--- begin Extracted records ---
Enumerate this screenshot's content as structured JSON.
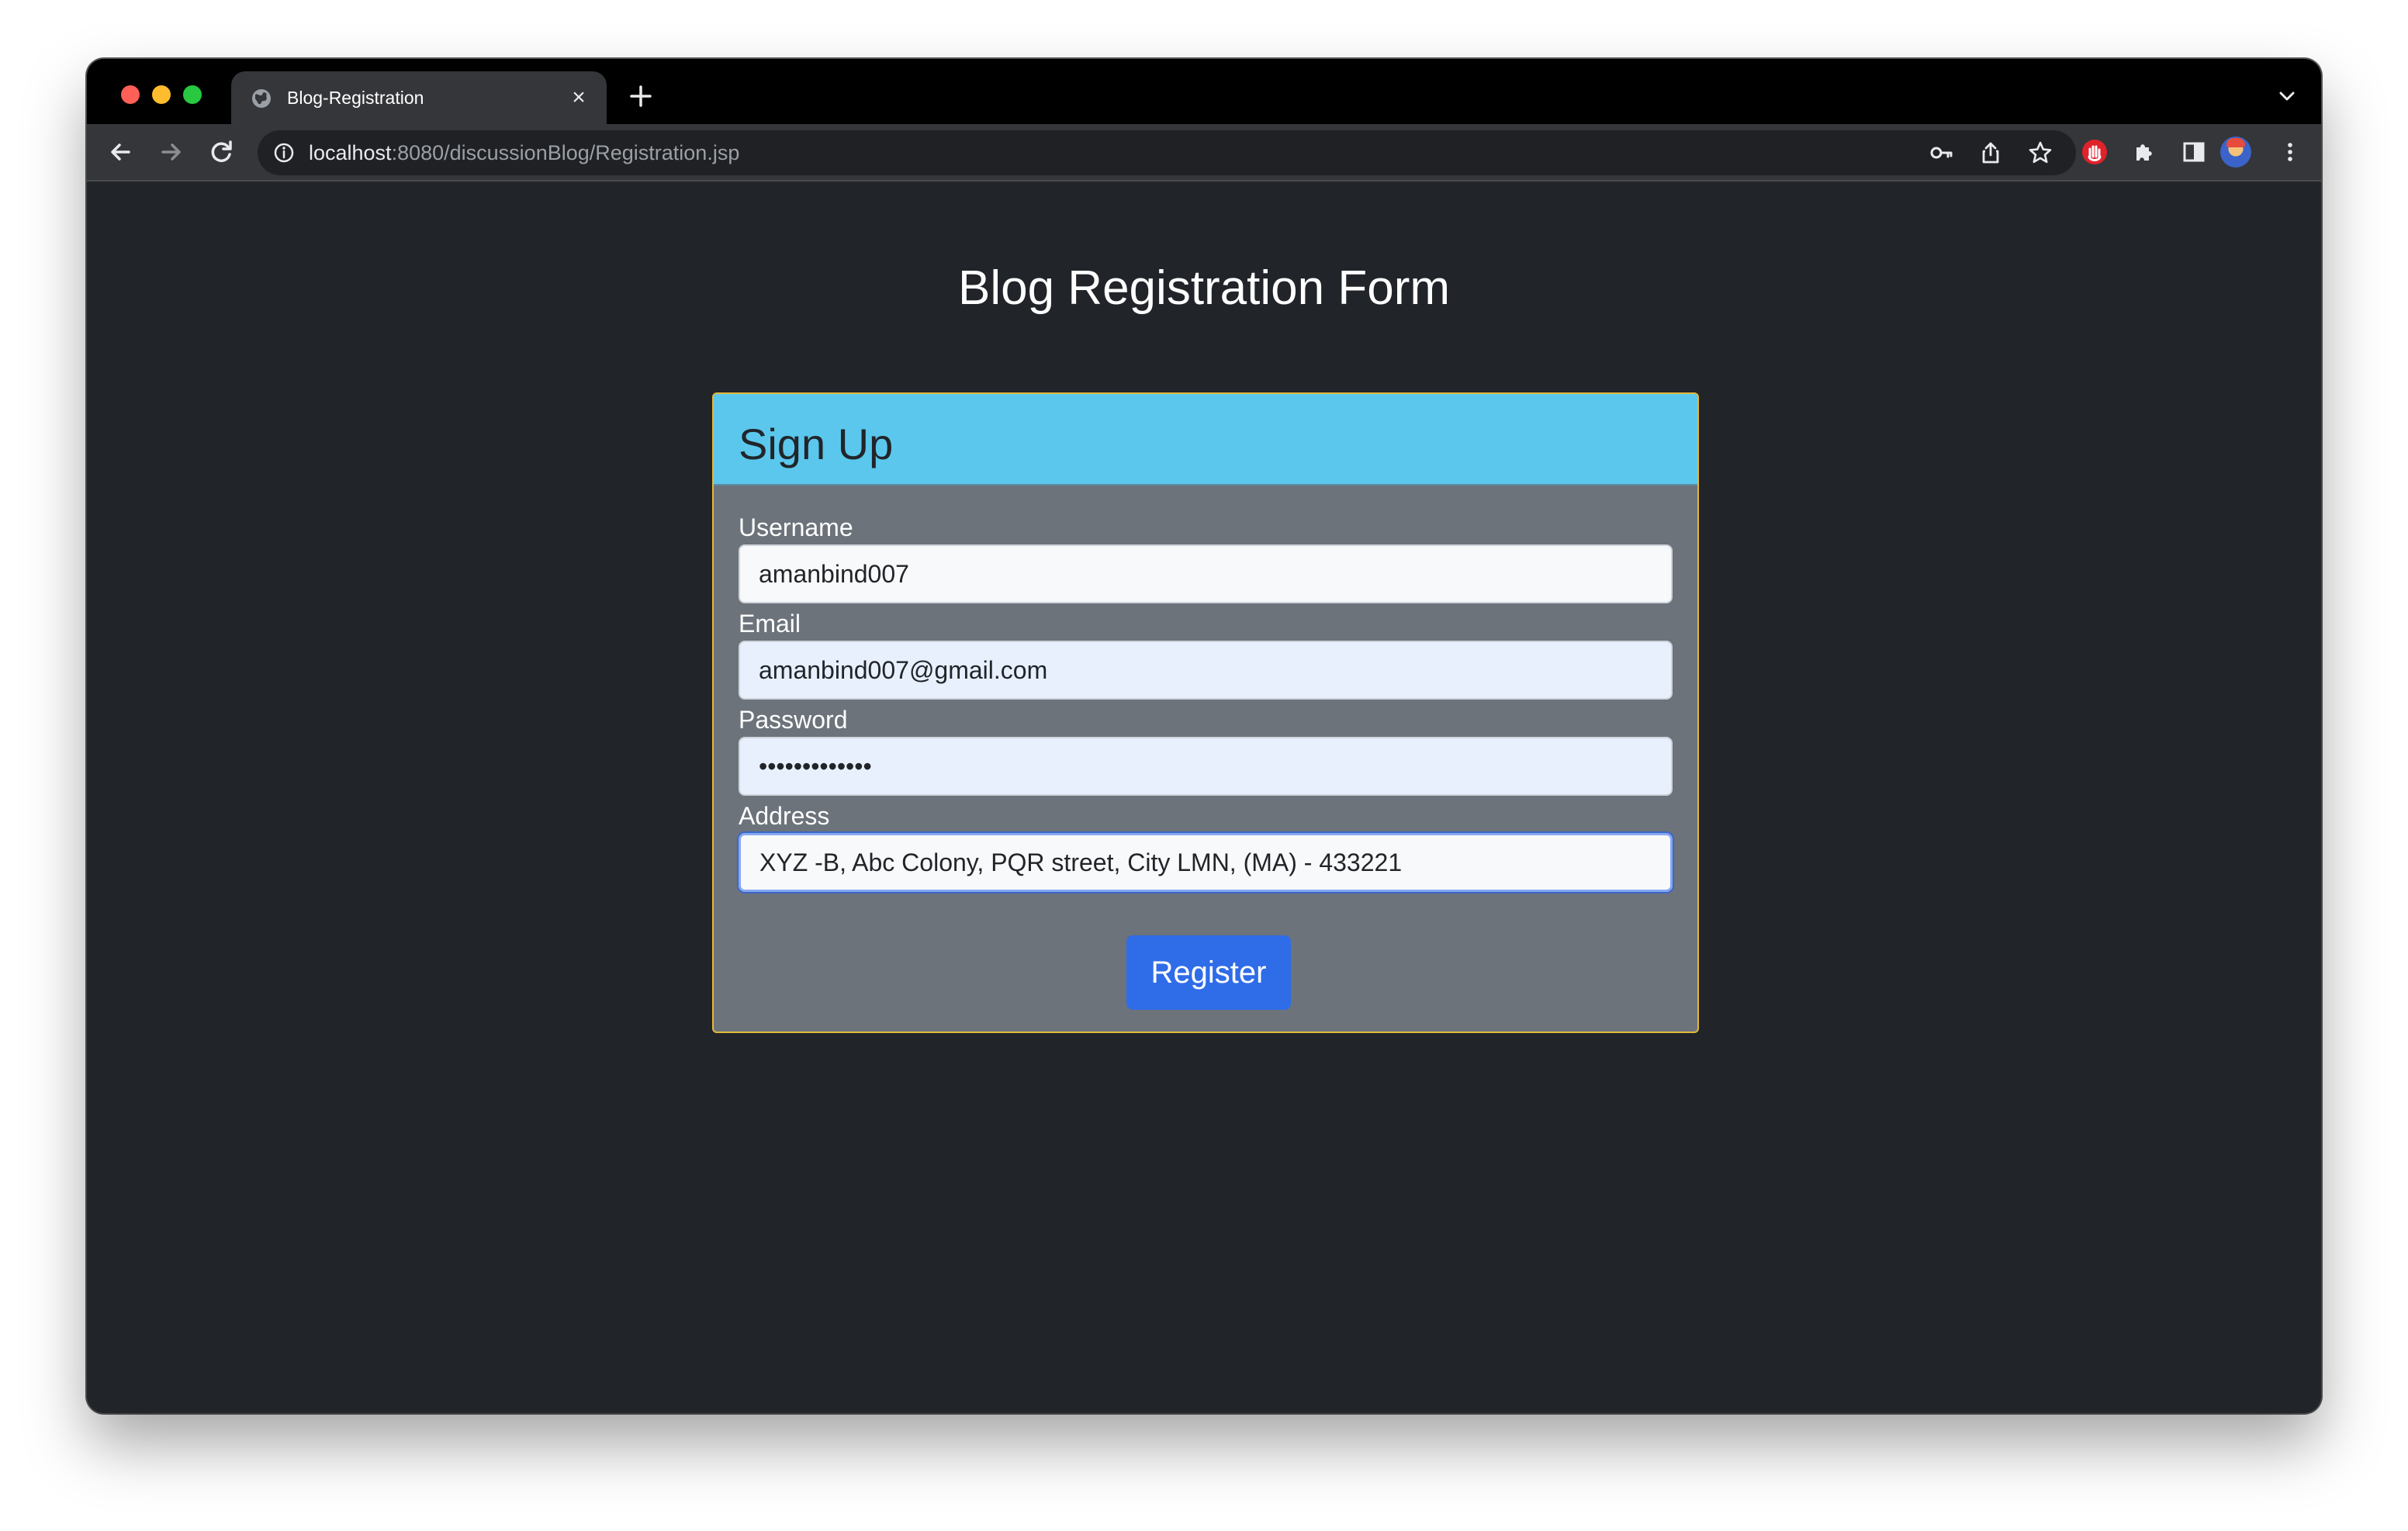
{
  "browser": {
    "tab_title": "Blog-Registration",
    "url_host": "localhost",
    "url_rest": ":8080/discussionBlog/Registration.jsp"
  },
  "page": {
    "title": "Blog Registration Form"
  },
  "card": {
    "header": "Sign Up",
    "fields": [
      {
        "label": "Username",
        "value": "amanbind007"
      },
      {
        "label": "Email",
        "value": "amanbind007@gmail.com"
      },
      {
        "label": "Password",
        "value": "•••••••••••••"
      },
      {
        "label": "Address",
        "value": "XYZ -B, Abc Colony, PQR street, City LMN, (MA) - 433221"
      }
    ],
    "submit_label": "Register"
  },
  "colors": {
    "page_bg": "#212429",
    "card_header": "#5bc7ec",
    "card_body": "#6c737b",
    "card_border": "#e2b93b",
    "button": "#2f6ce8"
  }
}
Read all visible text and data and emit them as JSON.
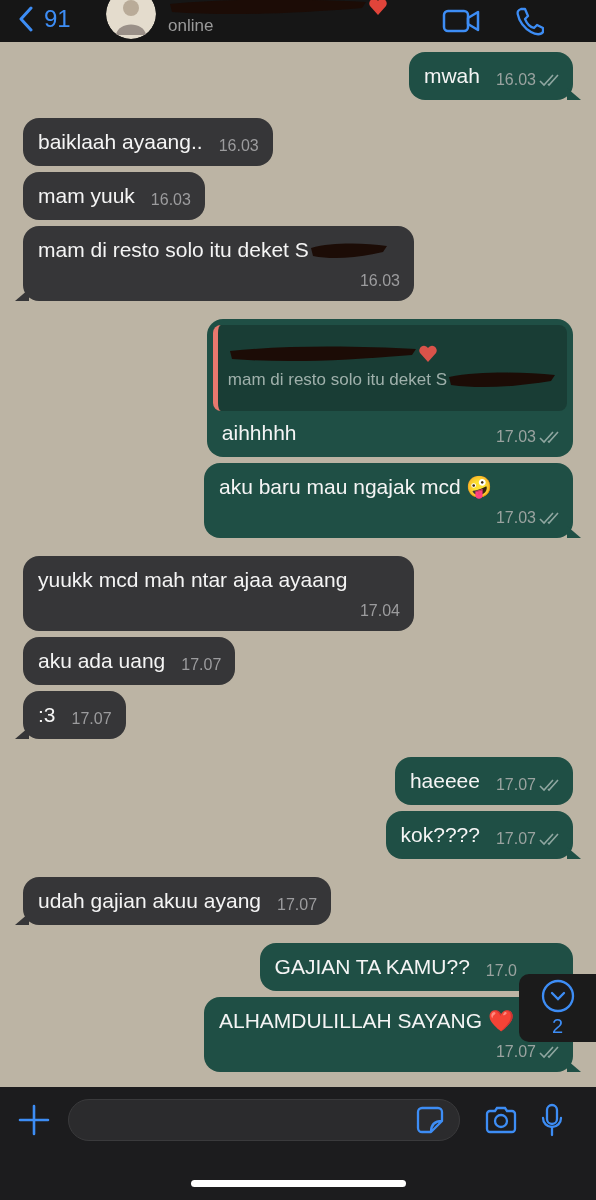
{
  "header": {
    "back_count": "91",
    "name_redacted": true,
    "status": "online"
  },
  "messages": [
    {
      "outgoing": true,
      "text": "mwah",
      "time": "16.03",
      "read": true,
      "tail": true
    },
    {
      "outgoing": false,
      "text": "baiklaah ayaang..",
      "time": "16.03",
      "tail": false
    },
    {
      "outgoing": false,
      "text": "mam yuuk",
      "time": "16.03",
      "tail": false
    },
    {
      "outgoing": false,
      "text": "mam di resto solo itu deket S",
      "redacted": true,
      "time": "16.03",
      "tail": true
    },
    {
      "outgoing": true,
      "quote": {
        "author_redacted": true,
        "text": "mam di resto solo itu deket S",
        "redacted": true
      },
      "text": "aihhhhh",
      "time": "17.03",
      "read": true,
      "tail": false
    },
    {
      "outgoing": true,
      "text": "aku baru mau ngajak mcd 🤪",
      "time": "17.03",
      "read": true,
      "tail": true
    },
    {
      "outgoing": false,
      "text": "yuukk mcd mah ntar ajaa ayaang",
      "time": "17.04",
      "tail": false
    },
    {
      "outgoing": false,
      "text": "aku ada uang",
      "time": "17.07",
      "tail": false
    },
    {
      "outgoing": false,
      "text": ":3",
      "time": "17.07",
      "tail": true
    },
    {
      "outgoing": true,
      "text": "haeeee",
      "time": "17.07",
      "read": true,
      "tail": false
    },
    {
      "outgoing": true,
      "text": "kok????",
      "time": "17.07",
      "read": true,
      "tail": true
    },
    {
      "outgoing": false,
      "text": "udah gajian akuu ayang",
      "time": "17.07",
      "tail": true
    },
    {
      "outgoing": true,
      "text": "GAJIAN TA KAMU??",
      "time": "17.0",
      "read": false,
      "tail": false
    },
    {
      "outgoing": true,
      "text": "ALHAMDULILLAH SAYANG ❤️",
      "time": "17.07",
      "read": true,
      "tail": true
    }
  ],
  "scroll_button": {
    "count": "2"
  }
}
--- end Extracted records ---
Objective
Output the records above exactly as they are, leaving out the pictures.

Reply
Enumerate this screenshot's content as structured JSON.
{
  "browser": {
    "tab_title": "Blog-Registration",
    "url_host": "localhost",
    "url_rest": ":8080/discussionBlog/Registration.jsp"
  },
  "page": {
    "title": "Blog Registration Form"
  },
  "card": {
    "header": "Sign Up",
    "fields": [
      {
        "label": "Username",
        "value": "amanbind007"
      },
      {
        "label": "Email",
        "value": "amanbind007@gmail.com"
      },
      {
        "label": "Password",
        "value": "•••••••••••••"
      },
      {
        "label": "Address",
        "value": "XYZ -B, Abc Colony, PQR street, City LMN, (MA) - 433221"
      }
    ],
    "submit_label": "Register"
  },
  "colors": {
    "page_bg": "#212429",
    "card_header": "#5bc7ec",
    "card_body": "#6c737b",
    "card_border": "#e2b93b",
    "button": "#2f6ce8"
  }
}
Read all visible text and data and emit them as JSON.
{
  "header": {
    "back_count": "91",
    "name_redacted": true,
    "status": "online"
  },
  "messages": [
    {
      "outgoing": true,
      "text": "mwah",
      "time": "16.03",
      "read": true,
      "tail": true
    },
    {
      "outgoing": false,
      "text": "baiklaah ayaang..",
      "time": "16.03",
      "tail": false
    },
    {
      "outgoing": false,
      "text": "mam yuuk",
      "time": "16.03",
      "tail": false
    },
    {
      "outgoing": false,
      "text": "mam di resto solo itu deket S",
      "redacted": true,
      "time": "16.03",
      "tail": true
    },
    {
      "outgoing": true,
      "quote": {
        "author_redacted": true,
        "text": "mam di resto solo itu deket S",
        "redacted": true
      },
      "text": "aihhhhh",
      "time": "17.03",
      "read": true,
      "tail": false
    },
    {
      "outgoing": true,
      "text": "aku baru mau ngajak mcd 🤪",
      "time": "17.03",
      "read": true,
      "tail": true
    },
    {
      "outgoing": false,
      "text": "yuukk mcd mah ntar ajaa ayaang",
      "time": "17.04",
      "tail": false
    },
    {
      "outgoing": false,
      "text": "aku ada uang",
      "time": "17.07",
      "tail": false
    },
    {
      "outgoing": false,
      "text": ":3",
      "time": "17.07",
      "tail": true
    },
    {
      "outgoing": true,
      "text": "haeeee",
      "time": "17.07",
      "read": true,
      "tail": false
    },
    {
      "outgoing": true,
      "text": "kok????",
      "time": "17.07",
      "read": true,
      "tail": true
    },
    {
      "outgoing": false,
      "text": "udah gajian akuu ayang",
      "time": "17.07",
      "tail": true
    },
    {
      "outgoing": true,
      "text": "GAJIAN TA KAMU??",
      "time": "17.0",
      "read": false,
      "tail": false
    },
    {
      "outgoing": true,
      "text": "ALHAMDULILLAH SAYANG ❤️",
      "time": "17.07",
      "read": true,
      "tail": true
    }
  ],
  "scroll_button": {
    "count": "2"
  }
}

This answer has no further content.